Directive:
Write out each line in which the string "content" is present.

Dataset extract:
-- START --

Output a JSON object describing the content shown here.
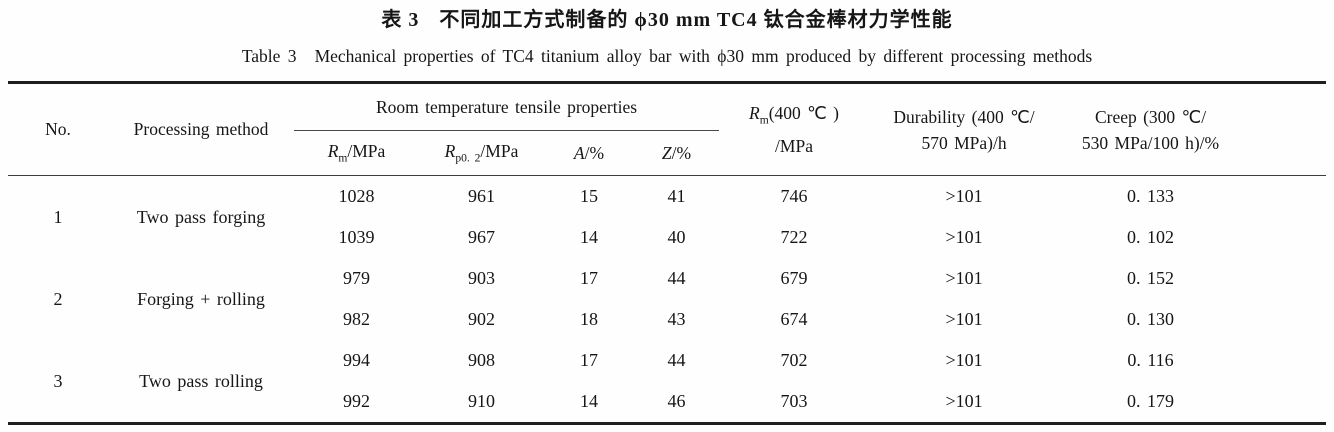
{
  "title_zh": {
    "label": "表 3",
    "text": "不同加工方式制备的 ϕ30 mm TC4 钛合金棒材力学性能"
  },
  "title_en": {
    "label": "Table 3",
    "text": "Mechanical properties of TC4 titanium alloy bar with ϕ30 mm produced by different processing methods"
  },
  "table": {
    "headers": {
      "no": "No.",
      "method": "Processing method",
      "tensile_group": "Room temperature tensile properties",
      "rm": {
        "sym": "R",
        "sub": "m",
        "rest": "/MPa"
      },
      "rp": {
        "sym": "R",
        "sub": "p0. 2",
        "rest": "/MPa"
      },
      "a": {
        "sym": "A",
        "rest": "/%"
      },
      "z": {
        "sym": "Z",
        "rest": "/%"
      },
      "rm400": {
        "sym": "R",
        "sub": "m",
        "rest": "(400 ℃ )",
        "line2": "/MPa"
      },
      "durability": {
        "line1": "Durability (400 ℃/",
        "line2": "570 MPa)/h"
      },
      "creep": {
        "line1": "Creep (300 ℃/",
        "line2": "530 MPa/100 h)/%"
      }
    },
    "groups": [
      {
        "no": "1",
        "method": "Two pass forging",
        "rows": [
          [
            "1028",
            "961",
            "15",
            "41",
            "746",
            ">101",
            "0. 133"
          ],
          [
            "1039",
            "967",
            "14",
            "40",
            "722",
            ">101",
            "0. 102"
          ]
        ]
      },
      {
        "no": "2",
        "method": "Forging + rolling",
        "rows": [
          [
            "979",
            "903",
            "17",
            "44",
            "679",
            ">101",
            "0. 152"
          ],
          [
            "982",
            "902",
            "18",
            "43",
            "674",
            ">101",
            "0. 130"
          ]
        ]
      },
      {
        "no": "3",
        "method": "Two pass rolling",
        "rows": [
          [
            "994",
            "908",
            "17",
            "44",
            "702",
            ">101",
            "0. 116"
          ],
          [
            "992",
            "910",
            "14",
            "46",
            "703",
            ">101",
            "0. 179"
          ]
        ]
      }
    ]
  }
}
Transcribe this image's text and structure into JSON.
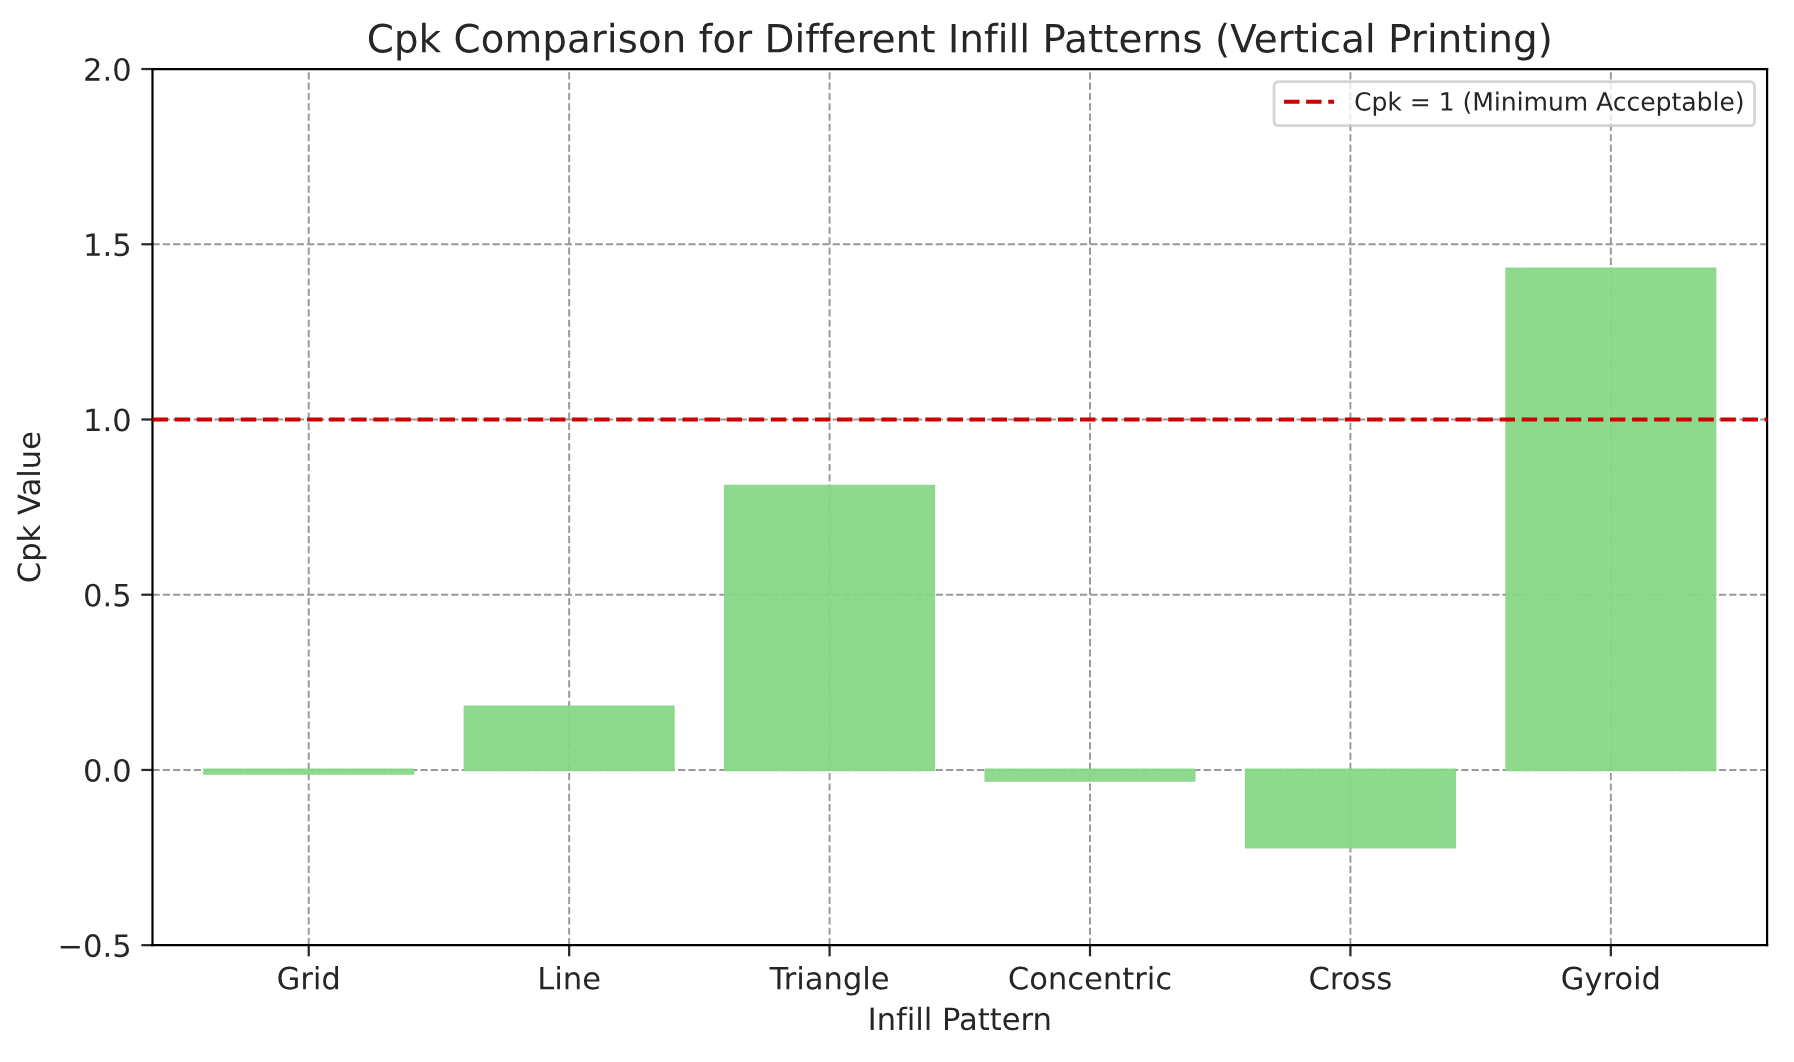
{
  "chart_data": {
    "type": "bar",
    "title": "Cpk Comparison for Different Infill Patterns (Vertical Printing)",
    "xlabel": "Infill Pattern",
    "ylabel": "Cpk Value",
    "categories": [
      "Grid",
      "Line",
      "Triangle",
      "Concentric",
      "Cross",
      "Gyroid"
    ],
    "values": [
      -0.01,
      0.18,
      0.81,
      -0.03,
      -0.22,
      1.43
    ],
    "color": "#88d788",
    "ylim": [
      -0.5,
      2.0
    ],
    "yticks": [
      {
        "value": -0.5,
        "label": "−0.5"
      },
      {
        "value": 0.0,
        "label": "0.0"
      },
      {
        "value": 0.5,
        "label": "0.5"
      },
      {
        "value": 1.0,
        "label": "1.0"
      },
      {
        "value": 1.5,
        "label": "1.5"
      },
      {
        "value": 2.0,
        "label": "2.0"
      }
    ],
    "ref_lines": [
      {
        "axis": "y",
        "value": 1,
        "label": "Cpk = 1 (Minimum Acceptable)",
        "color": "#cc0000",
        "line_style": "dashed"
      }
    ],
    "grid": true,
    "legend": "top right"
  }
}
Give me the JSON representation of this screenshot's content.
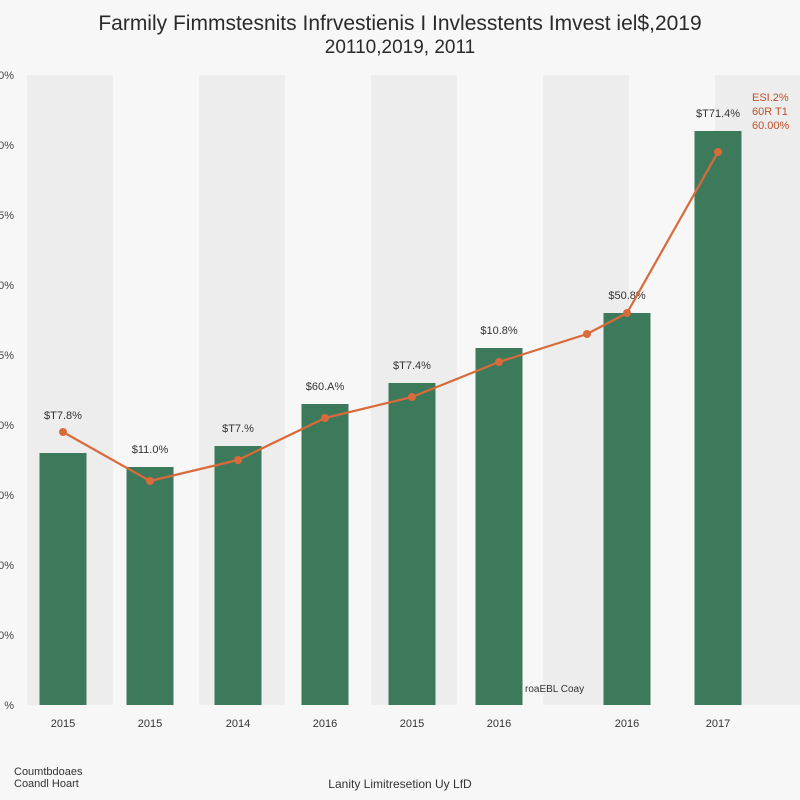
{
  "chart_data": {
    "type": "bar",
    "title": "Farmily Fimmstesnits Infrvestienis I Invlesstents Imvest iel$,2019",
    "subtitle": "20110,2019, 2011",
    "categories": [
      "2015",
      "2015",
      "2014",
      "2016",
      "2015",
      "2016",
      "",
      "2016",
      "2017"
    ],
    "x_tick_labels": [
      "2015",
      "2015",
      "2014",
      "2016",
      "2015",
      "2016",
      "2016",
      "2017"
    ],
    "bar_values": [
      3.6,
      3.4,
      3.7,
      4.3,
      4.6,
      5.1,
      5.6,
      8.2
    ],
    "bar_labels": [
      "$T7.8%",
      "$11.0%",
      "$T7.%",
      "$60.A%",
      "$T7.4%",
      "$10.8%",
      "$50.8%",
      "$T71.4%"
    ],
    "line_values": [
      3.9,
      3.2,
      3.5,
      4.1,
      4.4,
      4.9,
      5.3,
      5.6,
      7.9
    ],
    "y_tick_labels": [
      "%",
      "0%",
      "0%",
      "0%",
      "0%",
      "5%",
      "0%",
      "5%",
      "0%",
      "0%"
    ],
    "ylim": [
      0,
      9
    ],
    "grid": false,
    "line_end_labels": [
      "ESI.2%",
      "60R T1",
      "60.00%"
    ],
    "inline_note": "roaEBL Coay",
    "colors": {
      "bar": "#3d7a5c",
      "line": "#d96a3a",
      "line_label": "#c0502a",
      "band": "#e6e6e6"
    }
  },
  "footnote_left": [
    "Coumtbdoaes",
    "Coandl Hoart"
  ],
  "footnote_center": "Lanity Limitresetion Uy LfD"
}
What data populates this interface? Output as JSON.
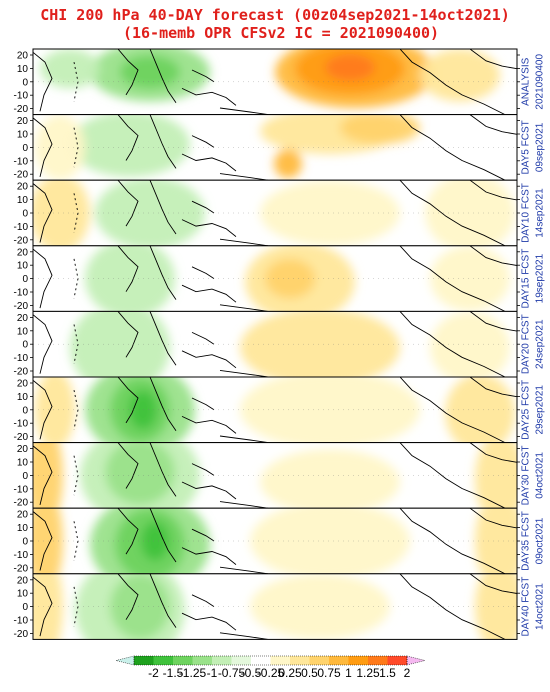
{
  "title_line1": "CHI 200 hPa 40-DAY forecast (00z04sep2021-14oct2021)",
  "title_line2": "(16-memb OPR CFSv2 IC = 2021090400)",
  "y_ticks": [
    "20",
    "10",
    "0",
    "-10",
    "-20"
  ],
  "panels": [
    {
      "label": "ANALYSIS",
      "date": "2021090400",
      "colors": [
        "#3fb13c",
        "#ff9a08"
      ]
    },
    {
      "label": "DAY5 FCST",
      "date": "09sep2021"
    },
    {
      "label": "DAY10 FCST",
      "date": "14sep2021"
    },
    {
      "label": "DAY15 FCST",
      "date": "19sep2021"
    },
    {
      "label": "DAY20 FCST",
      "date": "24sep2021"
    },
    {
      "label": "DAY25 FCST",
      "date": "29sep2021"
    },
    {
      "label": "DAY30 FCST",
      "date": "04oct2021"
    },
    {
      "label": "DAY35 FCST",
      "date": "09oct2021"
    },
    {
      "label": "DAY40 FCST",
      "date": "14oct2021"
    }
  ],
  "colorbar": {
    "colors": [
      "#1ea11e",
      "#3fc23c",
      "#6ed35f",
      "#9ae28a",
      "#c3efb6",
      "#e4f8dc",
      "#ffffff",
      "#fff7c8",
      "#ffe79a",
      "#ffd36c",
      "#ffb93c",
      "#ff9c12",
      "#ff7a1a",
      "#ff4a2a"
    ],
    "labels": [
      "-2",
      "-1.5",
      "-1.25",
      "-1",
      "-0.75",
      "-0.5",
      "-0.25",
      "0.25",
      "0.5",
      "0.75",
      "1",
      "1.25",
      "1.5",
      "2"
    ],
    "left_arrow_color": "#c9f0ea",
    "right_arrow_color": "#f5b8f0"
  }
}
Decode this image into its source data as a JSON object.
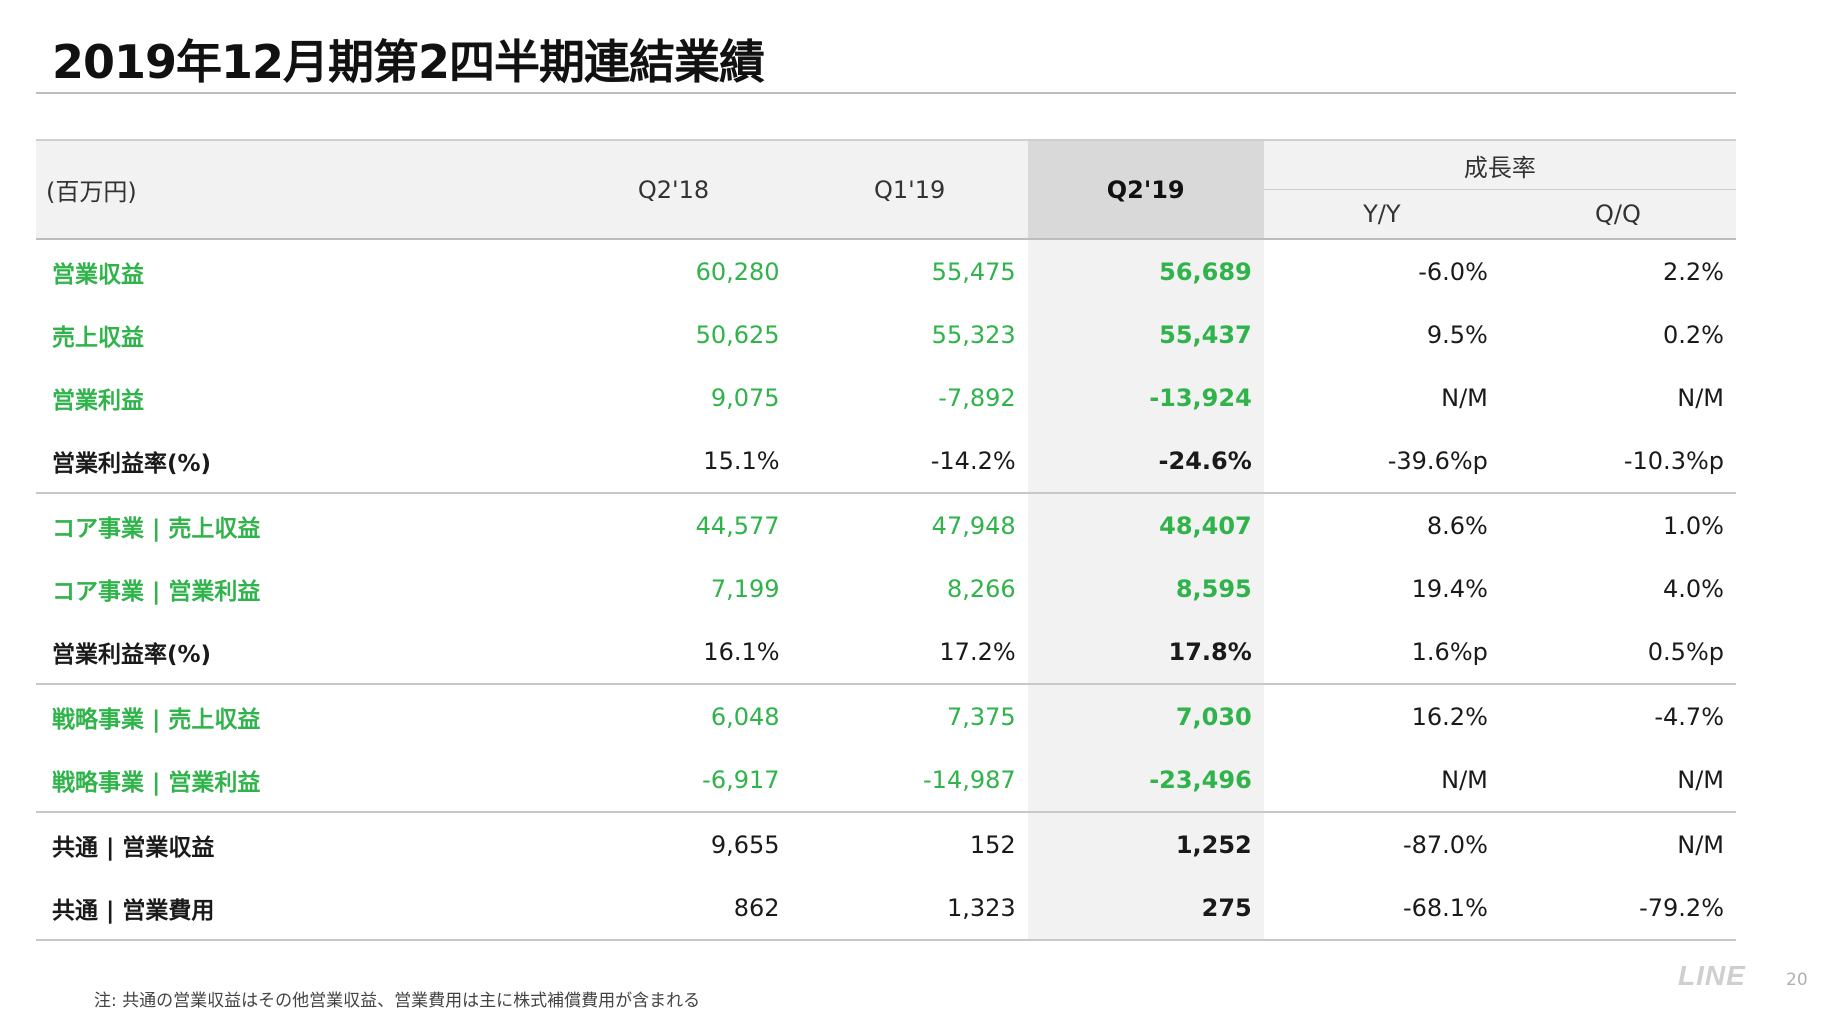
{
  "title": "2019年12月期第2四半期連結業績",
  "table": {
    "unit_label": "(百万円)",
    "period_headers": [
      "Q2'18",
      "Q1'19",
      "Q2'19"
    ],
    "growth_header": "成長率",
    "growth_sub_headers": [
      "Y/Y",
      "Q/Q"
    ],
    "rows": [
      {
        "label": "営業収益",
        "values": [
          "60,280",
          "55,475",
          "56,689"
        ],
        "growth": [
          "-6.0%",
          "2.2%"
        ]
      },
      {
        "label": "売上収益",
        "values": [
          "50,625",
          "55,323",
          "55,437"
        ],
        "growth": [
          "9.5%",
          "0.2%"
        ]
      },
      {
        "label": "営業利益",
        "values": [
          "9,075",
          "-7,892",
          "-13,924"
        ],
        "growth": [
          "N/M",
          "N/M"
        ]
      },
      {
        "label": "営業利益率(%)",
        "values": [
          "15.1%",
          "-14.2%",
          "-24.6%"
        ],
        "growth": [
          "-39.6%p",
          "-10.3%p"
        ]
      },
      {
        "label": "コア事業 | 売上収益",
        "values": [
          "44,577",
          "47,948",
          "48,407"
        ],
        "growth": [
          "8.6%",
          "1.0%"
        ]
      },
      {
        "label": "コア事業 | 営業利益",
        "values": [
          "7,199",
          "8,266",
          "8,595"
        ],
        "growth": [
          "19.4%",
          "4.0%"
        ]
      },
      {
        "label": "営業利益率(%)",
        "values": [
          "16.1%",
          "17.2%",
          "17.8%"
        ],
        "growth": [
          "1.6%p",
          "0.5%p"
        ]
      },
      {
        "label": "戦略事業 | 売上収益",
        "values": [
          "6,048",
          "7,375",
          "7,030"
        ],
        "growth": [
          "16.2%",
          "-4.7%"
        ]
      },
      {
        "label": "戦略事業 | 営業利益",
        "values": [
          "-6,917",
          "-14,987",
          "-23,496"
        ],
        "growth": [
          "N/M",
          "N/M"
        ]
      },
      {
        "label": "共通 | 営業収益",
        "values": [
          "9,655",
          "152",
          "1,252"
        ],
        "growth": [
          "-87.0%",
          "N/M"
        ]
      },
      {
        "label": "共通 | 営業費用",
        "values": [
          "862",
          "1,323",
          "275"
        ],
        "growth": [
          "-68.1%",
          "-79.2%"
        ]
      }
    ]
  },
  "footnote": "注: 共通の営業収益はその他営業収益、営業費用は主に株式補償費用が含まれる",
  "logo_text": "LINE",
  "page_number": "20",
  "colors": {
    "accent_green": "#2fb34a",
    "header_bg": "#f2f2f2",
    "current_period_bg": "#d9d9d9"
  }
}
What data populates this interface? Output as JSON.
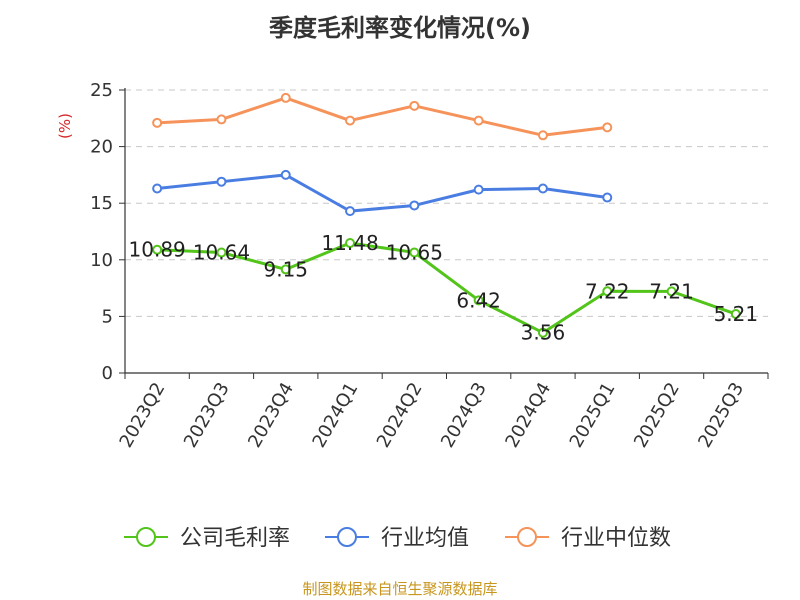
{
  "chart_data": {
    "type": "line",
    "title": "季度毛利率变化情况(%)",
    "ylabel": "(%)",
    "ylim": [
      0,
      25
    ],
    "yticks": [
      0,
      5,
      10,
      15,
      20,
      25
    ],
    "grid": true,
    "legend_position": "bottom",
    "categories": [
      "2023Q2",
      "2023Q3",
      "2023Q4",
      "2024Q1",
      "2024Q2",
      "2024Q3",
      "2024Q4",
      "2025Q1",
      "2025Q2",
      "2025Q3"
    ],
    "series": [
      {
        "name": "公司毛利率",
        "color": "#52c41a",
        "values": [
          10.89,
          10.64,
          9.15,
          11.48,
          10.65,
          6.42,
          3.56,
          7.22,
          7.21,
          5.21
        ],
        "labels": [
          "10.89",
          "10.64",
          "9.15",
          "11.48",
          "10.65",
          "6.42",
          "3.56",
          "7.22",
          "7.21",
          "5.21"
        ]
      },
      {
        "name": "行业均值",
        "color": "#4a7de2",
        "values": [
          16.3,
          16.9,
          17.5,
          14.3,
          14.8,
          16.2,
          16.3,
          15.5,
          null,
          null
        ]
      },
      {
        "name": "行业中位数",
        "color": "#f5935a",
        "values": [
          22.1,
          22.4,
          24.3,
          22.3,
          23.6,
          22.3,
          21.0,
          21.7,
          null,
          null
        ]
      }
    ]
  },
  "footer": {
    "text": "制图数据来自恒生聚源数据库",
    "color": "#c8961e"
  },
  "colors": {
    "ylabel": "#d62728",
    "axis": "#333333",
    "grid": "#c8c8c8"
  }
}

-- END --

Complete output:
Output a JSON object describing the content shown here.
Give me the JSON representation of this screenshot's content.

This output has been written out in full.